■ **Task brief**
All records are to be retyped faithfully and completely.

====================

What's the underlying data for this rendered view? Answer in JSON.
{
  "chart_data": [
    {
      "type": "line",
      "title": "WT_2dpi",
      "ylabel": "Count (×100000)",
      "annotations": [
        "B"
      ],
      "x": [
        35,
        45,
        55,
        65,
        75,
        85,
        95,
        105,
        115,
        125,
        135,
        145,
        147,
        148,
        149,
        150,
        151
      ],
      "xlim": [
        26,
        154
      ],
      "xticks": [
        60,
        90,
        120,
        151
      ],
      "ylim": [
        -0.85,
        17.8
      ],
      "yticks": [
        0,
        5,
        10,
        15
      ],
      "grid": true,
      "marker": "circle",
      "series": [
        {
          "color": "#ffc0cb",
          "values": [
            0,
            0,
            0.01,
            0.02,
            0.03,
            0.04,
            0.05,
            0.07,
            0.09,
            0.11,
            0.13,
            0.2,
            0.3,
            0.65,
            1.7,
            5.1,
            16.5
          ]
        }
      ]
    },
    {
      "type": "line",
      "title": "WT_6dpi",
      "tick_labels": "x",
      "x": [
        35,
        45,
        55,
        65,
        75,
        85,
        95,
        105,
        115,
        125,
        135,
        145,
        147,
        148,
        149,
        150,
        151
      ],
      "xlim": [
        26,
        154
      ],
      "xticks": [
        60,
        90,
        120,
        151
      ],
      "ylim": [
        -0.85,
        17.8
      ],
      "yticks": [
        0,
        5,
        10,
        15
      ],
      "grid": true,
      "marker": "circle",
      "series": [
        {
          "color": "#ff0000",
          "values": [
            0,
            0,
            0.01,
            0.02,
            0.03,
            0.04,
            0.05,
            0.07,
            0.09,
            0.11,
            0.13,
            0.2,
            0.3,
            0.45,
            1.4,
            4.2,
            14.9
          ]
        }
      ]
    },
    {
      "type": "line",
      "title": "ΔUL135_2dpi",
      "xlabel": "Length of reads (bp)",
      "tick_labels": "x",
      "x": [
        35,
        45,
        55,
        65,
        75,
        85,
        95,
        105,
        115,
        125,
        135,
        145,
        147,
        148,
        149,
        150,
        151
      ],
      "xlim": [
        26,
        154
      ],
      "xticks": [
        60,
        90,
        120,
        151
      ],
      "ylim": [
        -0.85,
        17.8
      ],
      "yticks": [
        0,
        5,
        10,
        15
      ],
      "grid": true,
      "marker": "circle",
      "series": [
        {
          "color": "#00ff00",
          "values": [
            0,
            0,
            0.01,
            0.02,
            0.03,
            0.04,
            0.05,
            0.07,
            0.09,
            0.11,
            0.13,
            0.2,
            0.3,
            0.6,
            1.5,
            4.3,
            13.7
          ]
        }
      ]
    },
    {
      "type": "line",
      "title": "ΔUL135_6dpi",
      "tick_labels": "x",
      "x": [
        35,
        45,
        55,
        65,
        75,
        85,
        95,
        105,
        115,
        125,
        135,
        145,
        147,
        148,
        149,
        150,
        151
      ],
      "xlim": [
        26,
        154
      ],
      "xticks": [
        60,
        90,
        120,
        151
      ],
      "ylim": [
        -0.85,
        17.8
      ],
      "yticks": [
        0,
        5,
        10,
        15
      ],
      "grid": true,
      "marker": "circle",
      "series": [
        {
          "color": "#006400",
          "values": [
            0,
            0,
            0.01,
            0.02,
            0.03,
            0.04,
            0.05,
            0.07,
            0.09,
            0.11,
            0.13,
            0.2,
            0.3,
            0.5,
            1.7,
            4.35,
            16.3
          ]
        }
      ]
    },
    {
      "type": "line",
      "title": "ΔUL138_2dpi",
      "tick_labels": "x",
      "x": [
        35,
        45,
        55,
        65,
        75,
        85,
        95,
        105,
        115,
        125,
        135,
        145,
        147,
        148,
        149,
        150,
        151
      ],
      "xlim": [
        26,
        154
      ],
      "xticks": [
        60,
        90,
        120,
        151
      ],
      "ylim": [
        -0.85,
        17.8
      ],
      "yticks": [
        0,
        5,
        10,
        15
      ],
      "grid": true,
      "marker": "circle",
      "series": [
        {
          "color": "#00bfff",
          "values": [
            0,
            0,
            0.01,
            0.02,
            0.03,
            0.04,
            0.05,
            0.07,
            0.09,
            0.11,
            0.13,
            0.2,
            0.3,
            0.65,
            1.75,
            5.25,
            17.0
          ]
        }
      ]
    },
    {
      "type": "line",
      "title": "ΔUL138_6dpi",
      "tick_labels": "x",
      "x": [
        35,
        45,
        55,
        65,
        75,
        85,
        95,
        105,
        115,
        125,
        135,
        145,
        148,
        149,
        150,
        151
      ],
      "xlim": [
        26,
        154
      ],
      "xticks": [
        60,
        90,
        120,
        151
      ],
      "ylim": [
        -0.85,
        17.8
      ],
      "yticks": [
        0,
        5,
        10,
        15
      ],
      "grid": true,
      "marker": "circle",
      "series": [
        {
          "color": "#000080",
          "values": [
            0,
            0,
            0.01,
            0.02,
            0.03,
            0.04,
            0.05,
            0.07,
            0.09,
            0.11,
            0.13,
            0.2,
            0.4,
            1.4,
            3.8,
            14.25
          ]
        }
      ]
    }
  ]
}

====================

■ **Task response**
What's the underlying data for this rendered view? Answer in JSON.
{
  "chart_data": [
    {
      "type": "line",
      "title": "WT_2dpi",
      "ylabel": "Count (×100000)",
      "annotations": [
        "B"
      ],
      "x": [
        35,
        45,
        55,
        65,
        75,
        85,
        95,
        105,
        115,
        125,
        135,
        145,
        147,
        148,
        149,
        150,
        151
      ],
      "xlim": [
        26,
        154
      ],
      "xticks": [
        60,
        90,
        120,
        151
      ],
      "ylim": [
        -0.85,
        17.8
      ],
      "yticks": [
        0,
        5,
        10,
        15
      ],
      "grid": true,
      "marker": "circle",
      "series": [
        {
          "color": "#ffc0cb",
          "values": [
            0,
            0,
            0.01,
            0.02,
            0.03,
            0.04,
            0.05,
            0.07,
            0.09,
            0.11,
            0.13,
            0.2,
            0.3,
            0.65,
            1.7,
            5.1,
            16.5
          ]
        }
      ]
    },
    {
      "type": "line",
      "title": "WT_6dpi",
      "tick_labels": "x",
      "x": [
        35,
        45,
        55,
        65,
        75,
        85,
        95,
        105,
        115,
        125,
        135,
        145,
        147,
        148,
        149,
        150,
        151
      ],
      "xlim": [
        26,
        154
      ],
      "xticks": [
        60,
        90,
        120,
        151
      ],
      "ylim": [
        -0.85,
        17.8
      ],
      "yticks": [
        0,
        5,
        10,
        15
      ],
      "grid": true,
      "marker": "circle",
      "series": [
        {
          "color": "#ff0000",
          "values": [
            0,
            0,
            0.01,
            0.02,
            0.03,
            0.04,
            0.05,
            0.07,
            0.09,
            0.11,
            0.13,
            0.2,
            0.3,
            0.45,
            1.4,
            4.2,
            14.9
          ]
        }
      ]
    },
    {
      "type": "line",
      "title": "ΔUL135_2dpi",
      "xlabel": "Length of reads (bp)",
      "tick_labels": "x",
      "x": [
        35,
        45,
        55,
        65,
        75,
        85,
        95,
        105,
        115,
        125,
        135,
        145,
        147,
        148,
        149,
        150,
        151
      ],
      "xlim": [
        26,
        154
      ],
      "xticks": [
        60,
        90,
        120,
        151
      ],
      "ylim": [
        -0.85,
        17.8
      ],
      "yticks": [
        0,
        5,
        10,
        15
      ],
      "grid": true,
      "marker": "circle",
      "series": [
        {
          "color": "#00ff00",
          "values": [
            0,
            0,
            0.01,
            0.02,
            0.03,
            0.04,
            0.05,
            0.07,
            0.09,
            0.11,
            0.13,
            0.2,
            0.3,
            0.6,
            1.5,
            4.3,
            13.7
          ]
        }
      ]
    },
    {
      "type": "line",
      "title": "ΔUL135_6dpi",
      "tick_labels": "x",
      "x": [
        35,
        45,
        55,
        65,
        75,
        85,
        95,
        105,
        115,
        125,
        135,
        145,
        147,
        148,
        149,
        150,
        151
      ],
      "xlim": [
        26,
        154
      ],
      "xticks": [
        60,
        90,
        120,
        151
      ],
      "ylim": [
        -0.85,
        17.8
      ],
      "yticks": [
        0,
        5,
        10,
        15
      ],
      "grid": true,
      "marker": "circle",
      "series": [
        {
          "color": "#006400",
          "values": [
            0,
            0,
            0.01,
            0.02,
            0.03,
            0.04,
            0.05,
            0.07,
            0.09,
            0.11,
            0.13,
            0.2,
            0.3,
            0.5,
            1.7,
            4.35,
            16.3
          ]
        }
      ]
    },
    {
      "type": "line",
      "title": "ΔUL138_2dpi",
      "tick_labels": "x",
      "x": [
        35,
        45,
        55,
        65,
        75,
        85,
        95,
        105,
        115,
        125,
        135,
        145,
        147,
        148,
        149,
        150,
        151
      ],
      "xlim": [
        26,
        154
      ],
      "xticks": [
        60,
        90,
        120,
        151
      ],
      "ylim": [
        -0.85,
        17.8
      ],
      "yticks": [
        0,
        5,
        10,
        15
      ],
      "grid": true,
      "marker": "circle",
      "series": [
        {
          "color": "#00bfff",
          "values": [
            0,
            0,
            0.01,
            0.02,
            0.03,
            0.04,
            0.05,
            0.07,
            0.09,
            0.11,
            0.13,
            0.2,
            0.3,
            0.65,
            1.75,
            5.25,
            17.0
          ]
        }
      ]
    },
    {
      "type": "line",
      "title": "ΔUL138_6dpi",
      "tick_labels": "x",
      "x": [
        35,
        45,
        55,
        65,
        75,
        85,
        95,
        105,
        115,
        125,
        135,
        145,
        148,
        149,
        150,
        151
      ],
      "xlim": [
        26,
        154
      ],
      "xticks": [
        60,
        90,
        120,
        151
      ],
      "ylim": [
        -0.85,
        17.8
      ],
      "yticks": [
        0,
        5,
        10,
        15
      ],
      "grid": true,
      "marker": "circle",
      "series": [
        {
          "color": "#000080",
          "values": [
            0,
            0,
            0.01,
            0.02,
            0.03,
            0.04,
            0.05,
            0.07,
            0.09,
            0.11,
            0.13,
            0.2,
            0.4,
            1.4,
            3.8,
            14.25
          ]
        }
      ]
    }
  ]
}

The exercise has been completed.